Written problem:
Omit the pictures, then write out every entry exactly as it reads.

Rows:
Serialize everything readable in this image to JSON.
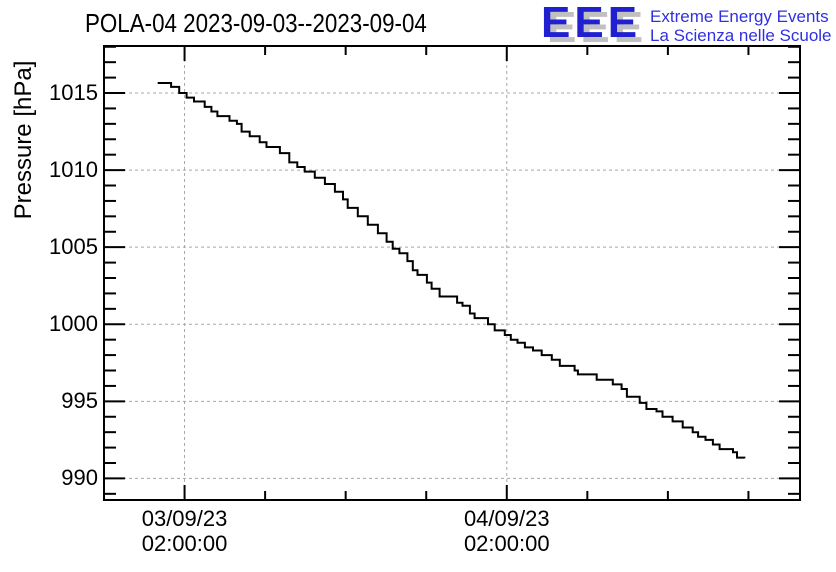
{
  "header": {
    "title": "POLA-04 2023-09-03--2023-09-04",
    "logo": {
      "acronym": "EEE",
      "line1": "Extreme Energy Events",
      "line2": "La Scienza nelle Scuole",
      "acronym_color": "#2020d0",
      "acronym_shadow_color": "#c0c0c0",
      "text_color": "#3030e0"
    }
  },
  "chart_data": {
    "type": "line",
    "style": "step-after",
    "title": "POLA-04 2023-09-03--2023-09-04",
    "xlabel": "",
    "ylabel": "Pressure [hPa]",
    "ylim": [
      988.6,
      1018.05
    ],
    "xlim_hours_from_2023_09_03_0000": [
      -4.0,
      47.84
    ],
    "grid": true,
    "legend": false,
    "line_color": "#000000",
    "grid_color": "#a8a8a8",
    "frame_color": "#000000",
    "y_major_ticks": [
      990,
      995,
      1000,
      1005,
      1010,
      1015
    ],
    "y_tick_labels": [
      "990",
      "995",
      "1000",
      "1005",
      "1010",
      "1015"
    ],
    "y_minor_step": 1,
    "x_minor_ticks_hours": [
      2,
      8,
      14,
      20,
      26,
      32,
      38,
      44
    ],
    "x_major_ticks_hours": [
      2,
      26
    ],
    "x_tick_labels": [
      {
        "hours": 2,
        "line1": "03/09/23",
        "line2": "02:00:00"
      },
      {
        "hours": 26,
        "line1": "04/09/23",
        "line2": "02:00:00"
      }
    ],
    "series": [
      {
        "name": "pressure",
        "units": "hPa",
        "points_hours_hpa": [
          [
            0.0,
            1015.65
          ],
          [
            1.0,
            1015.4
          ],
          [
            1.6,
            1015.0
          ],
          [
            2.15,
            1014.7
          ],
          [
            2.7,
            1014.45
          ],
          [
            3.5,
            1014.1
          ],
          [
            4.0,
            1013.8
          ],
          [
            4.45,
            1013.5
          ],
          [
            5.35,
            1013.2
          ],
          [
            5.9,
            1013.0
          ],
          [
            6.25,
            1012.5
          ],
          [
            6.85,
            1012.2
          ],
          [
            7.6,
            1011.8
          ],
          [
            8.1,
            1011.5
          ],
          [
            9.1,
            1011.1
          ],
          [
            9.8,
            1010.5
          ],
          [
            10.4,
            1010.2
          ],
          [
            10.95,
            1009.9
          ],
          [
            11.7,
            1009.5
          ],
          [
            12.45,
            1009.1
          ],
          [
            13.2,
            1008.6
          ],
          [
            13.8,
            1008.1
          ],
          [
            14.15,
            1007.55
          ],
          [
            14.9,
            1007.0
          ],
          [
            15.65,
            1006.45
          ],
          [
            16.4,
            1005.9
          ],
          [
            17.05,
            1005.35
          ],
          [
            17.5,
            1004.9
          ],
          [
            18.0,
            1004.6
          ],
          [
            18.6,
            1004.1
          ],
          [
            19.0,
            1003.5
          ],
          [
            19.35,
            1003.2
          ],
          [
            20.05,
            1002.7
          ],
          [
            20.4,
            1002.3
          ],
          [
            21.0,
            1001.8
          ],
          [
            22.3,
            1001.4
          ],
          [
            22.7,
            1001.2
          ],
          [
            23.25,
            1000.7
          ],
          [
            23.6,
            1000.4
          ],
          [
            24.6,
            1000.0
          ],
          [
            25.1,
            999.6
          ],
          [
            25.85,
            999.3
          ],
          [
            26.3,
            999.0
          ],
          [
            26.8,
            998.8
          ],
          [
            27.35,
            998.5
          ],
          [
            27.95,
            998.3
          ],
          [
            28.6,
            998.0
          ],
          [
            29.35,
            997.7
          ],
          [
            29.95,
            997.3
          ],
          [
            31.05,
            997.0
          ],
          [
            31.3,
            996.75
          ],
          [
            32.7,
            996.4
          ],
          [
            33.9,
            996.1
          ],
          [
            34.55,
            995.8
          ],
          [
            34.95,
            995.3
          ],
          [
            35.9,
            994.9
          ],
          [
            36.4,
            994.5
          ],
          [
            37.15,
            994.35
          ],
          [
            37.6,
            994.0
          ],
          [
            38.35,
            993.7
          ],
          [
            39.1,
            993.3
          ],
          [
            39.85,
            993.0
          ],
          [
            40.25,
            992.7
          ],
          [
            40.8,
            992.5
          ],
          [
            41.35,
            992.2
          ],
          [
            41.85,
            991.9
          ],
          [
            42.85,
            991.7
          ],
          [
            43.15,
            991.35
          ],
          [
            43.7,
            991.3
          ]
        ]
      }
    ]
  }
}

Exercise response:
Serialize everything readable in this image to JSON.
{
  "header": {
    "title": "POLA-04 2023-09-03--2023-09-04",
    "logo": {
      "acronym": "EEE",
      "line1": "Extreme Energy Events",
      "line2": "La Scienza nelle Scuole",
      "acronym_color": "#2020d0",
      "acronym_shadow_color": "#c0c0c0",
      "text_color": "#3030e0"
    }
  },
  "chart_data": {
    "type": "line",
    "style": "step-after",
    "title": "POLA-04 2023-09-03--2023-09-04",
    "xlabel": "",
    "ylabel": "Pressure [hPa]",
    "ylim": [
      988.6,
      1018.05
    ],
    "xlim_hours_from_2023_09_03_0000": [
      -4.0,
      47.84
    ],
    "grid": true,
    "legend": false,
    "line_color": "#000000",
    "grid_color": "#a8a8a8",
    "frame_color": "#000000",
    "y_major_ticks": [
      990,
      995,
      1000,
      1005,
      1010,
      1015
    ],
    "y_tick_labels": [
      "990",
      "995",
      "1000",
      "1005",
      "1010",
      "1015"
    ],
    "y_minor_step": 1,
    "x_minor_ticks_hours": [
      2,
      8,
      14,
      20,
      26,
      32,
      38,
      44
    ],
    "x_major_ticks_hours": [
      2,
      26
    ],
    "x_tick_labels": [
      {
        "hours": 2,
        "line1": "03/09/23",
        "line2": "02:00:00"
      },
      {
        "hours": 26,
        "line1": "04/09/23",
        "line2": "02:00:00"
      }
    ],
    "series": [
      {
        "name": "pressure",
        "units": "hPa",
        "points_hours_hpa": [
          [
            0.0,
            1015.65
          ],
          [
            1.0,
            1015.4
          ],
          [
            1.6,
            1015.0
          ],
          [
            2.15,
            1014.7
          ],
          [
            2.7,
            1014.45
          ],
          [
            3.5,
            1014.1
          ],
          [
            4.0,
            1013.8
          ],
          [
            4.45,
            1013.5
          ],
          [
            5.35,
            1013.2
          ],
          [
            5.9,
            1013.0
          ],
          [
            6.25,
            1012.5
          ],
          [
            6.85,
            1012.2
          ],
          [
            7.6,
            1011.8
          ],
          [
            8.1,
            1011.5
          ],
          [
            9.1,
            1011.1
          ],
          [
            9.8,
            1010.5
          ],
          [
            10.4,
            1010.2
          ],
          [
            10.95,
            1009.9
          ],
          [
            11.7,
            1009.5
          ],
          [
            12.45,
            1009.1
          ],
          [
            13.2,
            1008.6
          ],
          [
            13.8,
            1008.1
          ],
          [
            14.15,
            1007.55
          ],
          [
            14.9,
            1007.0
          ],
          [
            15.65,
            1006.45
          ],
          [
            16.4,
            1005.9
          ],
          [
            17.05,
            1005.35
          ],
          [
            17.5,
            1004.9
          ],
          [
            18.0,
            1004.6
          ],
          [
            18.6,
            1004.1
          ],
          [
            19.0,
            1003.5
          ],
          [
            19.35,
            1003.2
          ],
          [
            20.05,
            1002.7
          ],
          [
            20.4,
            1002.3
          ],
          [
            21.0,
            1001.8
          ],
          [
            22.3,
            1001.4
          ],
          [
            22.7,
            1001.2
          ],
          [
            23.25,
            1000.7
          ],
          [
            23.6,
            1000.4
          ],
          [
            24.6,
            1000.0
          ],
          [
            25.1,
            999.6
          ],
          [
            25.85,
            999.3
          ],
          [
            26.3,
            999.0
          ],
          [
            26.8,
            998.8
          ],
          [
            27.35,
            998.5
          ],
          [
            27.95,
            998.3
          ],
          [
            28.6,
            998.0
          ],
          [
            29.35,
            997.7
          ],
          [
            29.95,
            997.3
          ],
          [
            31.05,
            997.0
          ],
          [
            31.3,
            996.75
          ],
          [
            32.7,
            996.4
          ],
          [
            33.9,
            996.1
          ],
          [
            34.55,
            995.8
          ],
          [
            34.95,
            995.3
          ],
          [
            35.9,
            994.9
          ],
          [
            36.4,
            994.5
          ],
          [
            37.15,
            994.35
          ],
          [
            37.6,
            994.0
          ],
          [
            38.35,
            993.7
          ],
          [
            39.1,
            993.3
          ],
          [
            39.85,
            993.0
          ],
          [
            40.25,
            992.7
          ],
          [
            40.8,
            992.5
          ],
          [
            41.35,
            992.2
          ],
          [
            41.85,
            991.9
          ],
          [
            42.85,
            991.7
          ],
          [
            43.15,
            991.35
          ],
          [
            43.7,
            991.3
          ]
        ]
      }
    ]
  }
}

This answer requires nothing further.